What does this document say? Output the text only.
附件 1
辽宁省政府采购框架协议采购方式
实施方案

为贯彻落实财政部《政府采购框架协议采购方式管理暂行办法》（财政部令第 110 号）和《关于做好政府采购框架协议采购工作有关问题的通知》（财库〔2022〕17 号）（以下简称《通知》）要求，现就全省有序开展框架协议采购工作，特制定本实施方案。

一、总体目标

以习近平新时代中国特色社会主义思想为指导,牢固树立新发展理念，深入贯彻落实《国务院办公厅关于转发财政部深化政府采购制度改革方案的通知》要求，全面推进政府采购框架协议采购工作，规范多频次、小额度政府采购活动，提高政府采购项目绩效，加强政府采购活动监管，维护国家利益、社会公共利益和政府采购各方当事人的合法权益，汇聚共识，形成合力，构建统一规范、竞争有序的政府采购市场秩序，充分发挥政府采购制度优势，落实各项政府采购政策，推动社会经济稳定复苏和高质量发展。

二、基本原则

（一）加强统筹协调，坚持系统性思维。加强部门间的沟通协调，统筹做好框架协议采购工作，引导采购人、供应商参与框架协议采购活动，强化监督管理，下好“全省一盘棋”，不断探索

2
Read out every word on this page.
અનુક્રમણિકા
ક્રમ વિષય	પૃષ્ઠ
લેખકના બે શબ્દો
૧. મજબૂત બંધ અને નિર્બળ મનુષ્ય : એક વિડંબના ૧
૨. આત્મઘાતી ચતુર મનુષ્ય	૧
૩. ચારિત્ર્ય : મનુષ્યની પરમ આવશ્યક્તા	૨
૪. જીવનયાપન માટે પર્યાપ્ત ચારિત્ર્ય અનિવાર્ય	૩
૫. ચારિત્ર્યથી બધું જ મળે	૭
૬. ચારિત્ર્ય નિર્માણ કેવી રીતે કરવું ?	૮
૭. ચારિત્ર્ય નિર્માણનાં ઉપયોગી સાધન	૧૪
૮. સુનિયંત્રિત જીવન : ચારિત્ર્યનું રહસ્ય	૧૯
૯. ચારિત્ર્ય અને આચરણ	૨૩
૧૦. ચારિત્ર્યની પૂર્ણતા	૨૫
──────────
Task details:
Gather each line holding the string "this".

Written answer:
What does this document say? Output the text only.
Read out every word on this page.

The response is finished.